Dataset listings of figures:
■ ■ ■ ■ ■ ■ ■
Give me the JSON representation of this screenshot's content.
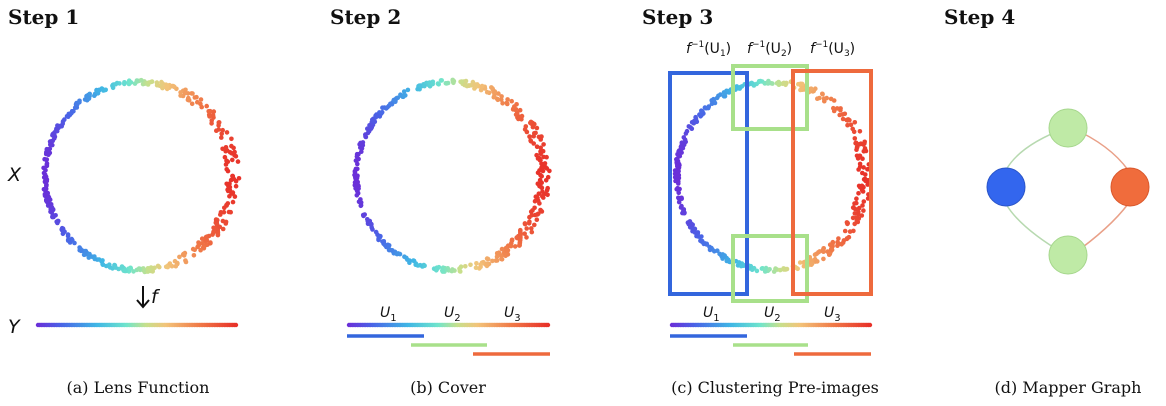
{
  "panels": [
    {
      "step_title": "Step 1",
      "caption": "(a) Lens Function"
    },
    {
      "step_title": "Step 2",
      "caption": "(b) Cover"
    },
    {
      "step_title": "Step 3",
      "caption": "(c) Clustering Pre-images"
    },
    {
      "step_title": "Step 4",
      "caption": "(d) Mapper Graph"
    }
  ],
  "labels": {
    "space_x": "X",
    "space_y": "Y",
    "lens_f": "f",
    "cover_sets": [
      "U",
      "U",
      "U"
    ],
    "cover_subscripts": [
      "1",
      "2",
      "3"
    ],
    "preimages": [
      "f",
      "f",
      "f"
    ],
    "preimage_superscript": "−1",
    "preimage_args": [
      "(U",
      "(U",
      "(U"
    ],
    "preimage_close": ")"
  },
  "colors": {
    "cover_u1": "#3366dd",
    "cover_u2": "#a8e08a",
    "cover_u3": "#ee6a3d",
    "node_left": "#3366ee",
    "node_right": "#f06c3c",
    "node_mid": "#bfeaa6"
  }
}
■ ■ ■ ■ ■ ■ ■
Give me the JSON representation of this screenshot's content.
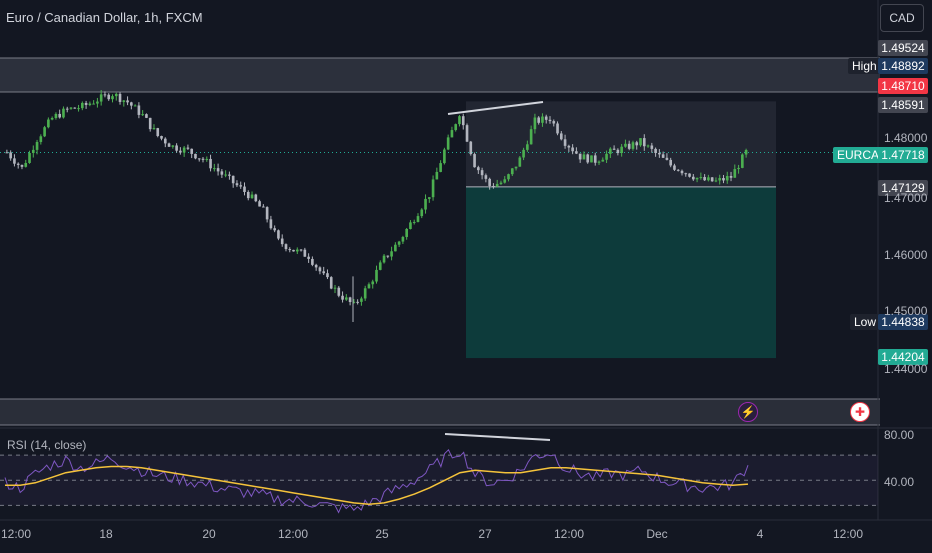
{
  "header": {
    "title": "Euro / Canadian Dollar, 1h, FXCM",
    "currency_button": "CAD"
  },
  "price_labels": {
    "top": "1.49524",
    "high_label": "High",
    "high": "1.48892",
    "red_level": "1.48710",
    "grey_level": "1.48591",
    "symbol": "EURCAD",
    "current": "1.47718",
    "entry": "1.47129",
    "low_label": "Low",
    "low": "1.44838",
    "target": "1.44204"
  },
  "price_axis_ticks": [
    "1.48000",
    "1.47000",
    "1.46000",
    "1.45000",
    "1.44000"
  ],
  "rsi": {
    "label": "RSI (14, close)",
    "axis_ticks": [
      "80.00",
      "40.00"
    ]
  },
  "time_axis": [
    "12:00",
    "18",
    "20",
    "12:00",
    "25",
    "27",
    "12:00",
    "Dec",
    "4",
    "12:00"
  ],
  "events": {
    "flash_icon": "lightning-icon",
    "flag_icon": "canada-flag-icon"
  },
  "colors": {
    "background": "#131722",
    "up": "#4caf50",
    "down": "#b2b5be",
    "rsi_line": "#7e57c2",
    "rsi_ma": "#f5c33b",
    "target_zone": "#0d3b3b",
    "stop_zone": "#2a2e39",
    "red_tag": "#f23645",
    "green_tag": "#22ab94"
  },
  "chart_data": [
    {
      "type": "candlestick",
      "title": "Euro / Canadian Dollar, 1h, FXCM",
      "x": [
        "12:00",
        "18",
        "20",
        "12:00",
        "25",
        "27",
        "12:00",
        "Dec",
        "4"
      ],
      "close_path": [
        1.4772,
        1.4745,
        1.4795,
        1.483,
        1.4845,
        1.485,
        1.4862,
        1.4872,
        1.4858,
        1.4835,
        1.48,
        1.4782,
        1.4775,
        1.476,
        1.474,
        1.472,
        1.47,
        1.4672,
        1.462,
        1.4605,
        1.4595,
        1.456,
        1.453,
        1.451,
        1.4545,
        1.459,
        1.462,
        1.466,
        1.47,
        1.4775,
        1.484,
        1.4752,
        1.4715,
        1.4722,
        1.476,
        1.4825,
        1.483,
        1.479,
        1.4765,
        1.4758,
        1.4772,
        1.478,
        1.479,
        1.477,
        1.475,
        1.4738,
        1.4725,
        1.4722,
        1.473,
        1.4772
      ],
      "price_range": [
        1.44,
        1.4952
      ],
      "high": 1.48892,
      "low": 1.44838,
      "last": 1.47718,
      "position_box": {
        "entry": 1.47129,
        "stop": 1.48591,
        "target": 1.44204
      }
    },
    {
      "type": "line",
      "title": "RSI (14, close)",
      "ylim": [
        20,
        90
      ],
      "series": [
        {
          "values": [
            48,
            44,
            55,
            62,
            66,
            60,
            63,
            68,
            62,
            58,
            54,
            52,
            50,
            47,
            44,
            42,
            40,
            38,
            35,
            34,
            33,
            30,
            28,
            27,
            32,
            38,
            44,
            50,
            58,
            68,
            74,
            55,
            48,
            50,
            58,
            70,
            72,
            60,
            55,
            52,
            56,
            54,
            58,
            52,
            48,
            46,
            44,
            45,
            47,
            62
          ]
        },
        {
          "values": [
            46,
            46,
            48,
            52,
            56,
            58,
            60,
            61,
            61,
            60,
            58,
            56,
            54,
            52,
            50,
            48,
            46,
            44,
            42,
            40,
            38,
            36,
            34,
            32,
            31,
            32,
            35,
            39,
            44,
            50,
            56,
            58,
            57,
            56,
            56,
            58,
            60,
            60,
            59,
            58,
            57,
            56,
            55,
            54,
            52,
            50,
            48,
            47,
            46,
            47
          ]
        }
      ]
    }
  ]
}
■ ■ ■ ■ ■ ■ ■
- EXERCISE:
From the material above, count the lines that include "Euro" and give only the total.

- RESULT:
2